- Goal
Every record that follows should be printed verbatim.

- Source data
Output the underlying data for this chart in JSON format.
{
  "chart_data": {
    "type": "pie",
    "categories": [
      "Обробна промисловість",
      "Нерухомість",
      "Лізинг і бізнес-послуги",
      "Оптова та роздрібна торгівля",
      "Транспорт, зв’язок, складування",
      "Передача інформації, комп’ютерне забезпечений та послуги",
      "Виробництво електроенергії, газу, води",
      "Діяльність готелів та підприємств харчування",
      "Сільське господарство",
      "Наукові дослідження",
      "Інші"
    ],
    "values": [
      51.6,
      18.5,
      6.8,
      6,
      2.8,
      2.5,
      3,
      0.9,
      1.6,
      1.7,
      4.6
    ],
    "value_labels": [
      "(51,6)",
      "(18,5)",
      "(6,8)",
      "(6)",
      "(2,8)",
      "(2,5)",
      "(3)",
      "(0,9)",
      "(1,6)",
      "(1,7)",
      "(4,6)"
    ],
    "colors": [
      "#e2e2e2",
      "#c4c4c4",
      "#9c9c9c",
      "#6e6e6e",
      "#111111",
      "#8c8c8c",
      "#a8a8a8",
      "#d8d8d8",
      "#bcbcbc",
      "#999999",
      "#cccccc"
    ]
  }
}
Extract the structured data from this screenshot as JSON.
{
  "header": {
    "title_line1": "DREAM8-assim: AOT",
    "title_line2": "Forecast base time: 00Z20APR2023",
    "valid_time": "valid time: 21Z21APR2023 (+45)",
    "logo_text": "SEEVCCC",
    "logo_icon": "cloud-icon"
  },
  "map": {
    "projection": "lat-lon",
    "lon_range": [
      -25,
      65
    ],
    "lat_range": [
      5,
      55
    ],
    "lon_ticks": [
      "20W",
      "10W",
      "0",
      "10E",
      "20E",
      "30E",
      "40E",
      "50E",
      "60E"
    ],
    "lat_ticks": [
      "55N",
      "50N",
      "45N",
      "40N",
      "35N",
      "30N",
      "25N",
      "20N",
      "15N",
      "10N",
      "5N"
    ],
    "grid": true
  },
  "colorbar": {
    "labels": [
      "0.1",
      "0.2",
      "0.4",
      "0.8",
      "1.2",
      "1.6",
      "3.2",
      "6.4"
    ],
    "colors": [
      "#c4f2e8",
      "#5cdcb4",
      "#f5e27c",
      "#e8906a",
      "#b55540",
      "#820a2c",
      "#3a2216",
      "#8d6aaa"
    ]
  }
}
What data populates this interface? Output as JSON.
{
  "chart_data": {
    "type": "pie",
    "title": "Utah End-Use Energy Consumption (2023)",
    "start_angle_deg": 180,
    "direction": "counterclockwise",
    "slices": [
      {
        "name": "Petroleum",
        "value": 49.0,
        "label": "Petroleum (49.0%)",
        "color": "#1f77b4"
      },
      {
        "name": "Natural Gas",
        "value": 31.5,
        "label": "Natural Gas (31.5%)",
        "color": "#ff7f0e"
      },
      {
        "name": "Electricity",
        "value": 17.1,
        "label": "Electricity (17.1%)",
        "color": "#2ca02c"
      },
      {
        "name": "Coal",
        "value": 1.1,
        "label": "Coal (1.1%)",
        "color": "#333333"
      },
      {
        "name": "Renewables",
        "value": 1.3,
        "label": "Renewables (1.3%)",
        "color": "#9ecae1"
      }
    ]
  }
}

- Task answer
Output the underlying data for this chart in JSON format.
{
  "chart_data": {
    "type": "pie",
    "categories": [
      "Обробна промисловість",
      "Нерухомість",
      "Лізинг і бізнес-послуги",
      "Оптова та роздрібна торгівля",
      "Транспорт, зв’язок, складування",
      "Передача інформації, комп’ютерне забезпечений та послуги",
      "Виробництво електроенергії, газу, води",
      "Діяльність готелів та підприємств харчування",
      "Сільське господарство",
      "Наукові дослідження",
      "Інші"
    ],
    "values": [
      51.6,
      18.5,
      6.8,
      6,
      2.8,
      2.5,
      3,
      0.9,
      1.6,
      1.7,
      4.6
    ],
    "value_labels": [
      "(51,6)",
      "(18,5)",
      "(6,8)",
      "(6)",
      "(2,8)",
      "(2,5)",
      "(3)",
      "(0,9)",
      "(1,6)",
      "(1,7)",
      "(4,6)"
    ],
    "colors": [
      "#e2e2e2",
      "#c4c4c4",
      "#9c9c9c",
      "#6e6e6e",
      "#111111",
      "#8c8c8c",
      "#a8a8a8",
      "#d8d8d8",
      "#bcbcbc",
      "#999999",
      "#cccccc"
    ]
  }
}
Extract the structured data from this screenshot as JSON.
{
  "header": {
    "title_line1": "DREAM8-assim: AOT",
    "title_line2": "Forecast base time: 00Z20APR2023",
    "valid_time": "valid time: 21Z21APR2023 (+45)",
    "logo_text": "SEEVCCC",
    "logo_icon": "cloud-icon"
  },
  "map": {
    "projection": "lat-lon",
    "lon_range": [
      -25,
      65
    ],
    "lat_range": [
      5,
      55
    ],
    "lon_ticks": [
      "20W",
      "10W",
      "0",
      "10E",
      "20E",
      "30E",
      "40E",
      "50E",
      "60E"
    ],
    "lat_ticks": [
      "55N",
      "50N",
      "45N",
      "40N",
      "35N",
      "30N",
      "25N",
      "20N",
      "15N",
      "10N",
      "5N"
    ],
    "grid": true
  },
  "colorbar": {
    "labels": [
      "0.1",
      "0.2",
      "0.4",
      "0.8",
      "1.2",
      "1.6",
      "3.2",
      "6.4"
    ],
    "colors": [
      "#c4f2e8",
      "#5cdcb4",
      "#f5e27c",
      "#e8906a",
      "#b55540",
      "#820a2c",
      "#3a2216",
      "#8d6aaa"
    ]
  }
}
What data populates this interface? Output as JSON.
{
  "chart_data": {
    "type": "pie",
    "title": "Utah End-Use Energy Consumption (2023)",
    "start_angle_deg": 180,
    "direction": "counterclockwise",
    "slices": [
      {
        "name": "Petroleum",
        "value": 49.0,
        "label": "Petroleum (49.0%)",
        "color": "#1f77b4"
      },
      {
        "name": "Natural Gas",
        "value": 31.5,
        "label": "Natural Gas (31.5%)",
        "color": "#ff7f0e"
      },
      {
        "name": "Electricity",
        "value": 17.1,
        "label": "Electricity (17.1%)",
        "color": "#2ca02c"
      },
      {
        "name": "Coal",
        "value": 1.1,
        "label": "Coal (1.1%)",
        "color": "#333333"
      },
      {
        "name": "Renewables",
        "value": 1.3,
        "label": "Renewables (1.3%)",
        "color": "#9ecae1"
      }
    ]
  }
}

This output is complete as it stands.